- Request -
Repeat the whole listing exactly as written.

- Provided information -
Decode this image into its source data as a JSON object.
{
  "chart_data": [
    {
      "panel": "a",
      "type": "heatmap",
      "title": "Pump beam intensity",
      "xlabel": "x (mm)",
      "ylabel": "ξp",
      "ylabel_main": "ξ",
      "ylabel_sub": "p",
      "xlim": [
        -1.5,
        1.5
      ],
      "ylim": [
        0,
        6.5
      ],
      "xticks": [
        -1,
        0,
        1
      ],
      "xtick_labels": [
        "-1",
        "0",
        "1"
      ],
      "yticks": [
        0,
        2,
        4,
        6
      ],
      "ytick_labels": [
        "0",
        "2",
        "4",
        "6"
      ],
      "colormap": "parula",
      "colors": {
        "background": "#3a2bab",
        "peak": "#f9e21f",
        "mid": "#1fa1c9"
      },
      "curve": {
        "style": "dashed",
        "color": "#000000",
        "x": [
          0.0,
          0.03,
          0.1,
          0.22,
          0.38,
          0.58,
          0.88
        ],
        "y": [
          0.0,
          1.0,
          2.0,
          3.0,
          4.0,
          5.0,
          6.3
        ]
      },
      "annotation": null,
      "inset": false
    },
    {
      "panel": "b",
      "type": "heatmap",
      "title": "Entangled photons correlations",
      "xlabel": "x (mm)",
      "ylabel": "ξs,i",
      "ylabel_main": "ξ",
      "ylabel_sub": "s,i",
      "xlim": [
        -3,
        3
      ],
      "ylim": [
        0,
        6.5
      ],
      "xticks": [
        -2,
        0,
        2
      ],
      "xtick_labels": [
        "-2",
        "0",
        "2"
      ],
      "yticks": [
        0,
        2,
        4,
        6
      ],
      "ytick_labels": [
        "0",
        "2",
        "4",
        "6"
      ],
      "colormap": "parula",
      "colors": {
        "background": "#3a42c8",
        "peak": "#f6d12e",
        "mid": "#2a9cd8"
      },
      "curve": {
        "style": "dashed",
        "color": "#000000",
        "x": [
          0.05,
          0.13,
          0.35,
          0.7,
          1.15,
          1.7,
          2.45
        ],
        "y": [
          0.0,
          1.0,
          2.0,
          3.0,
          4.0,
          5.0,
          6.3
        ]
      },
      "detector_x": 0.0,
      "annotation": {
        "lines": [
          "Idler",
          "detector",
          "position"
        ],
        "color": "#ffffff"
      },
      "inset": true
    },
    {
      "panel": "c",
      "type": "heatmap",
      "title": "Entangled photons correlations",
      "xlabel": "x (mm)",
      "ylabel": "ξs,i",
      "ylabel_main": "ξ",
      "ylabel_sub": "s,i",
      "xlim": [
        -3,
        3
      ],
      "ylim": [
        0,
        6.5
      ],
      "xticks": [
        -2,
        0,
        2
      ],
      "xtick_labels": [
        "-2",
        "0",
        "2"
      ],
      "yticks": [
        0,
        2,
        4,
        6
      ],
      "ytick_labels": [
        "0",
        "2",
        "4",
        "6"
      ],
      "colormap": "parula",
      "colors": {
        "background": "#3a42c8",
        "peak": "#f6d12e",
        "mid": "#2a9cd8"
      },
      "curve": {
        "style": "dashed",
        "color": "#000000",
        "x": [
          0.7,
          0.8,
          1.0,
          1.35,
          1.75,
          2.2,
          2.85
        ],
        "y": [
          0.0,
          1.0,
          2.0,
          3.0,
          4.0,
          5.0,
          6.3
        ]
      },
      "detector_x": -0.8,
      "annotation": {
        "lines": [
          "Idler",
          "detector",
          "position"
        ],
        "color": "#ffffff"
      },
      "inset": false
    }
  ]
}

- Reply to the exercise -
Decode this image into its source data as a JSON object.
{
  "chart_data": [
    {
      "panel": "a",
      "type": "heatmap",
      "title": "Pump beam intensity",
      "xlabel": "x (mm)",
      "ylabel": "ξp",
      "ylabel_main": "ξ",
      "ylabel_sub": "p",
      "xlim": [
        -1.5,
        1.5
      ],
      "ylim": [
        0,
        6.5
      ],
      "xticks": [
        -1,
        0,
        1
      ],
      "xtick_labels": [
        "-1",
        "0",
        "1"
      ],
      "yticks": [
        0,
        2,
        4,
        6
      ],
      "ytick_labels": [
        "0",
        "2",
        "4",
        "6"
      ],
      "colormap": "parula",
      "colors": {
        "background": "#3a2bab",
        "peak": "#f9e21f",
        "mid": "#1fa1c9"
      },
      "curve": {
        "style": "dashed",
        "color": "#000000",
        "x": [
          0.0,
          0.03,
          0.1,
          0.22,
          0.38,
          0.58,
          0.88
        ],
        "y": [
          0.0,
          1.0,
          2.0,
          3.0,
          4.0,
          5.0,
          6.3
        ]
      },
      "annotation": null,
      "inset": false
    },
    {
      "panel": "b",
      "type": "heatmap",
      "title": "Entangled photons correlations",
      "xlabel": "x (mm)",
      "ylabel": "ξs,i",
      "ylabel_main": "ξ",
      "ylabel_sub": "s,i",
      "xlim": [
        -3,
        3
      ],
      "ylim": [
        0,
        6.5
      ],
      "xticks": [
        -2,
        0,
        2
      ],
      "xtick_labels": [
        "-2",
        "0",
        "2"
      ],
      "yticks": [
        0,
        2,
        4,
        6
      ],
      "ytick_labels": [
        "0",
        "2",
        "4",
        "6"
      ],
      "colormap": "parula",
      "colors": {
        "background": "#3a42c8",
        "peak": "#f6d12e",
        "mid": "#2a9cd8"
      },
      "curve": {
        "style": "dashed",
        "color": "#000000",
        "x": [
          0.05,
          0.13,
          0.35,
          0.7,
          1.15,
          1.7,
          2.45
        ],
        "y": [
          0.0,
          1.0,
          2.0,
          3.0,
          4.0,
          5.0,
          6.3
        ]
      },
      "detector_x": 0.0,
      "annotation": {
        "lines": [
          "Idler",
          "detector",
          "position"
        ],
        "color": "#ffffff"
      },
      "inset": true
    },
    {
      "panel": "c",
      "type": "heatmap",
      "title": "Entangled photons correlations",
      "xlabel": "x (mm)",
      "ylabel": "ξs,i",
      "ylabel_main": "ξ",
      "ylabel_sub": "s,i",
      "xlim": [
        -3,
        3
      ],
      "ylim": [
        0,
        6.5
      ],
      "xticks": [
        -2,
        0,
        2
      ],
      "xtick_labels": [
        "-2",
        "0",
        "2"
      ],
      "yticks": [
        0,
        2,
        4,
        6
      ],
      "ytick_labels": [
        "0",
        "2",
        "4",
        "6"
      ],
      "colormap": "parula",
      "colors": {
        "background": "#3a42c8",
        "peak": "#f6d12e",
        "mid": "#2a9cd8"
      },
      "curve": {
        "style": "dashed",
        "color": "#000000",
        "x": [
          0.7,
          0.8,
          1.0,
          1.35,
          1.75,
          2.2,
          2.85
        ],
        "y": [
          0.0,
          1.0,
          2.0,
          3.0,
          4.0,
          5.0,
          6.3
        ]
      },
      "detector_x": -0.8,
      "annotation": {
        "lines": [
          "Idler",
          "detector",
          "position"
        ],
        "color": "#ffffff"
      },
      "inset": false
    }
  ]
}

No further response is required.